• [Data records]:

-=-=-

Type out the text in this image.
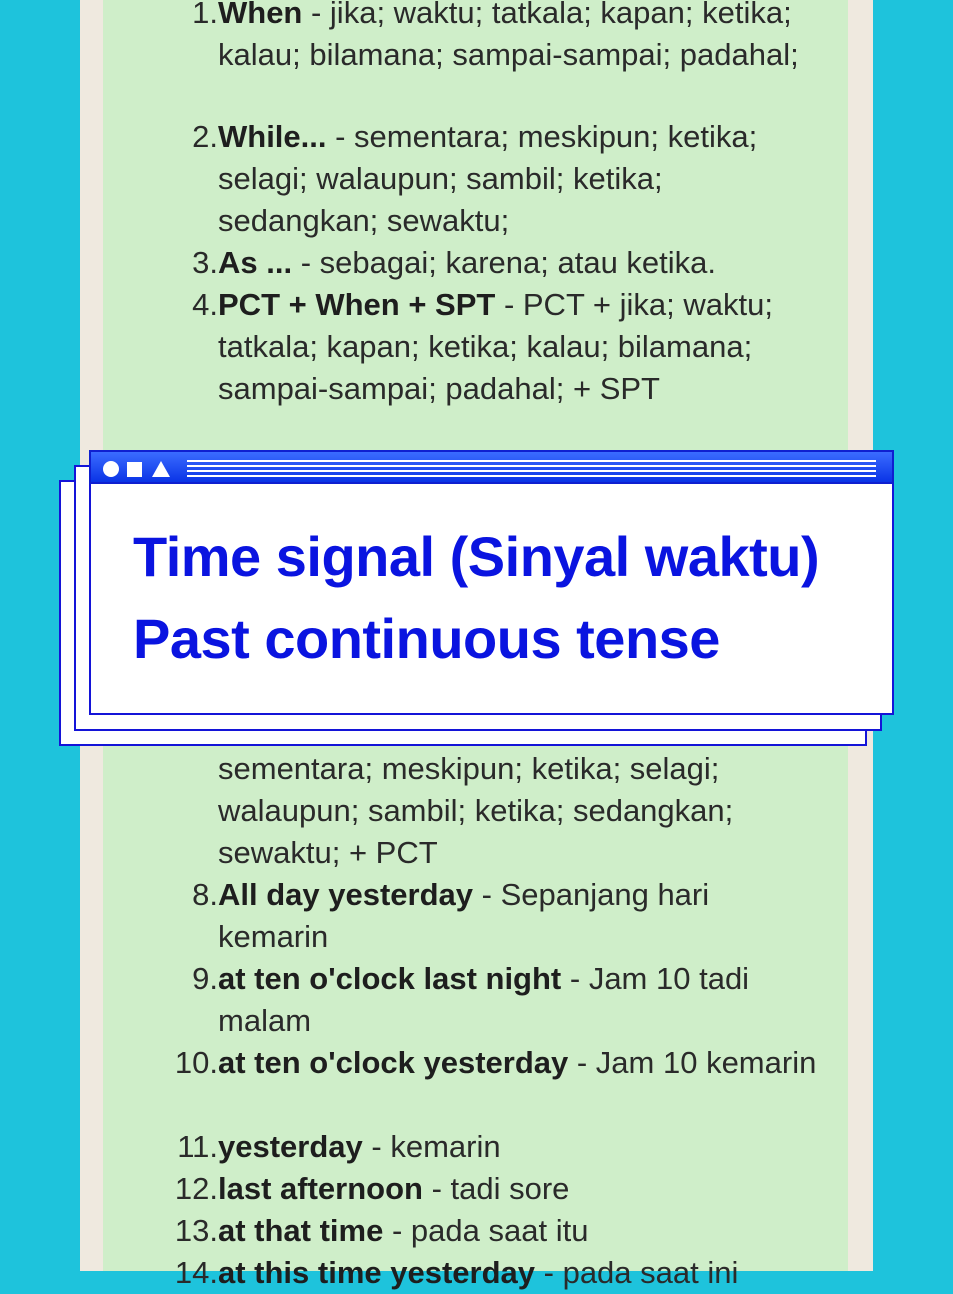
1. When - jika; waktu; tatkala; kapan; ketika; kalau; bilamana; sampai-sampai; padahal;
2. While... - sementara; meskipun; ketika; selagi; walaupun; sambil; ketika; sedangkan; sewaktu;
3. As ... - sebagai; karena; atau ketika.
4. PCT + When + SPT - PCT + jika; waktu; tatkala; kapan; ketika; kalau; bilamana; sampai-sampai; padahal; + SPT
sementara; meskipun; ketika; selagi; walaupun; sambil; ketika; sedangkan; sewaktu; + PCT
8. All day yesterday - Sepanjang hari kemarin
9. at ten o'clock last night - Jam 10 tadi malam
10. at ten o'clock yesterday - Jam 10 kemarin
11. yesterday - kemarin
12. last afternoon - tadi sore
13. at that time - pada saat itu
14. at this time yesterday - pada saat ini
Time signal (Sinyal waktu)
Past continuous tense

-=-=-

• [Objective]: Search the entries for the word "clock", then gather every line that has it.

• [Final result]:
9. at ten o'clock last night - Jam 10 tadi malam
10. at ten o'clock yesterday - Jam 10 kemarin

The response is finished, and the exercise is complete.